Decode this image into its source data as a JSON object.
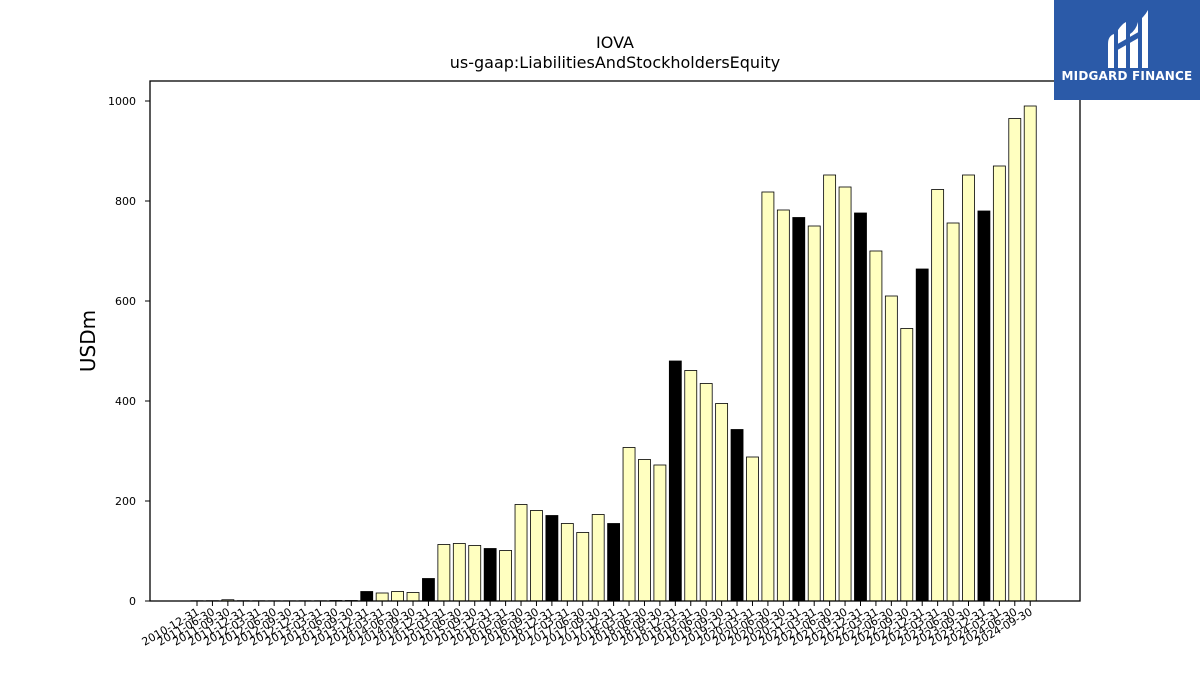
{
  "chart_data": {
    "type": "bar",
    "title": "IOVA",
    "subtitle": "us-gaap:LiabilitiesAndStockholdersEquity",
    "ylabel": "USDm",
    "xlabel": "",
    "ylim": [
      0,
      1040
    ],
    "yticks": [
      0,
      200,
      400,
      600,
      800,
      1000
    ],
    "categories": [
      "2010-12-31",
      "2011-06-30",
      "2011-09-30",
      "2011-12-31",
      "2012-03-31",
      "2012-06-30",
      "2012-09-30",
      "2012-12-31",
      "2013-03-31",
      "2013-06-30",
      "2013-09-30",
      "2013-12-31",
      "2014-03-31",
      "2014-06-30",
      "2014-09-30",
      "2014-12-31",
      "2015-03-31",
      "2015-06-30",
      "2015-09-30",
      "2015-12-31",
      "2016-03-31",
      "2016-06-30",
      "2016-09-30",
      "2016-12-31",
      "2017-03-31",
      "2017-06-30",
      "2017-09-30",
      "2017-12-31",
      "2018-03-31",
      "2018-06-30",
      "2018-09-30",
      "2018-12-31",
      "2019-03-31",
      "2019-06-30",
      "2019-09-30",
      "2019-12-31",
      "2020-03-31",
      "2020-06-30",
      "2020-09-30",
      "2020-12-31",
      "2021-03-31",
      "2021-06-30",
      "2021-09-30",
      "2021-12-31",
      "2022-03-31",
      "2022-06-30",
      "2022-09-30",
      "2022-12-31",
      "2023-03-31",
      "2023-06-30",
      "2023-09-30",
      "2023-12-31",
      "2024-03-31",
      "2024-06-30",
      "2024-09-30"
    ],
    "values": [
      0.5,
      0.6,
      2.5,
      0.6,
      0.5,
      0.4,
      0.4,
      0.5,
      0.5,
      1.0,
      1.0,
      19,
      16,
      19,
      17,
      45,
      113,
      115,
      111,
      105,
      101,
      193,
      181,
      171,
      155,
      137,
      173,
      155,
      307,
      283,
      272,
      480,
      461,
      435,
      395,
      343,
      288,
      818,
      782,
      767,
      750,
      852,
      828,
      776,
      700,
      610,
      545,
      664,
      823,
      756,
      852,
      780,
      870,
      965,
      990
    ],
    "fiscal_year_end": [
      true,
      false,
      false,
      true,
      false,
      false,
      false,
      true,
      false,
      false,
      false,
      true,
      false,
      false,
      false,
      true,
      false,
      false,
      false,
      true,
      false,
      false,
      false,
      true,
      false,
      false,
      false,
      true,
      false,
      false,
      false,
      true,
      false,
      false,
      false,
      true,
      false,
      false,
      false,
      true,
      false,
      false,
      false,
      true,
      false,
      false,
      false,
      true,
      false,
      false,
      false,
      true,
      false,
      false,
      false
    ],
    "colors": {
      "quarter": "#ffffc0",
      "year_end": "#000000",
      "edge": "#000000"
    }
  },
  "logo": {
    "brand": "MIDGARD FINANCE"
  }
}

*Do this*: Leave the images out, please, and restate each line word for word.

*Result below*:
Decode this image into its source data as a JSON object.
{
  "chart_data": {
    "type": "bar",
    "title": "IOVA",
    "subtitle": "us-gaap:LiabilitiesAndStockholdersEquity",
    "ylabel": "USDm",
    "xlabel": "",
    "ylim": [
      0,
      1040
    ],
    "yticks": [
      0,
      200,
      400,
      600,
      800,
      1000
    ],
    "categories": [
      "2010-12-31",
      "2011-06-30",
      "2011-09-30",
      "2011-12-31",
      "2012-03-31",
      "2012-06-30",
      "2012-09-30",
      "2012-12-31",
      "2013-03-31",
      "2013-06-30",
      "2013-09-30",
      "2013-12-31",
      "2014-03-31",
      "2014-06-30",
      "2014-09-30",
      "2014-12-31",
      "2015-03-31",
      "2015-06-30",
      "2015-09-30",
      "2015-12-31",
      "2016-03-31",
      "2016-06-30",
      "2016-09-30",
      "2016-12-31",
      "2017-03-31",
      "2017-06-30",
      "2017-09-30",
      "2017-12-31",
      "2018-03-31",
      "2018-06-30",
      "2018-09-30",
      "2018-12-31",
      "2019-03-31",
      "2019-06-30",
      "2019-09-30",
      "2019-12-31",
      "2020-03-31",
      "2020-06-30",
      "2020-09-30",
      "2020-12-31",
      "2021-03-31",
      "2021-06-30",
      "2021-09-30",
      "2021-12-31",
      "2022-03-31",
      "2022-06-30",
      "2022-09-30",
      "2022-12-31",
      "2023-03-31",
      "2023-06-30",
      "2023-09-30",
      "2023-12-31",
      "2024-03-31",
      "2024-06-30",
      "2024-09-30"
    ],
    "values": [
      0.5,
      0.6,
      2.5,
      0.6,
      0.5,
      0.4,
      0.4,
      0.5,
      0.5,
      1.0,
      1.0,
      19,
      16,
      19,
      17,
      45,
      113,
      115,
      111,
      105,
      101,
      193,
      181,
      171,
      155,
      137,
      173,
      155,
      307,
      283,
      272,
      480,
      461,
      435,
      395,
      343,
      288,
      818,
      782,
      767,
      750,
      852,
      828,
      776,
      700,
      610,
      545,
      664,
      823,
      756,
      852,
      780,
      870,
      965,
      990
    ],
    "fiscal_year_end": [
      true,
      false,
      false,
      true,
      false,
      false,
      false,
      true,
      false,
      false,
      false,
      true,
      false,
      false,
      false,
      true,
      false,
      false,
      false,
      true,
      false,
      false,
      false,
      true,
      false,
      false,
      false,
      true,
      false,
      false,
      false,
      true,
      false,
      false,
      false,
      true,
      false,
      false,
      false,
      true,
      false,
      false,
      false,
      true,
      false,
      false,
      false,
      true,
      false,
      false,
      false,
      true,
      false,
      false,
      false
    ],
    "colors": {
      "quarter": "#ffffc0",
      "year_end": "#000000",
      "edge": "#000000"
    }
  },
  "logo": {
    "brand": "MIDGARD FINANCE"
  }
}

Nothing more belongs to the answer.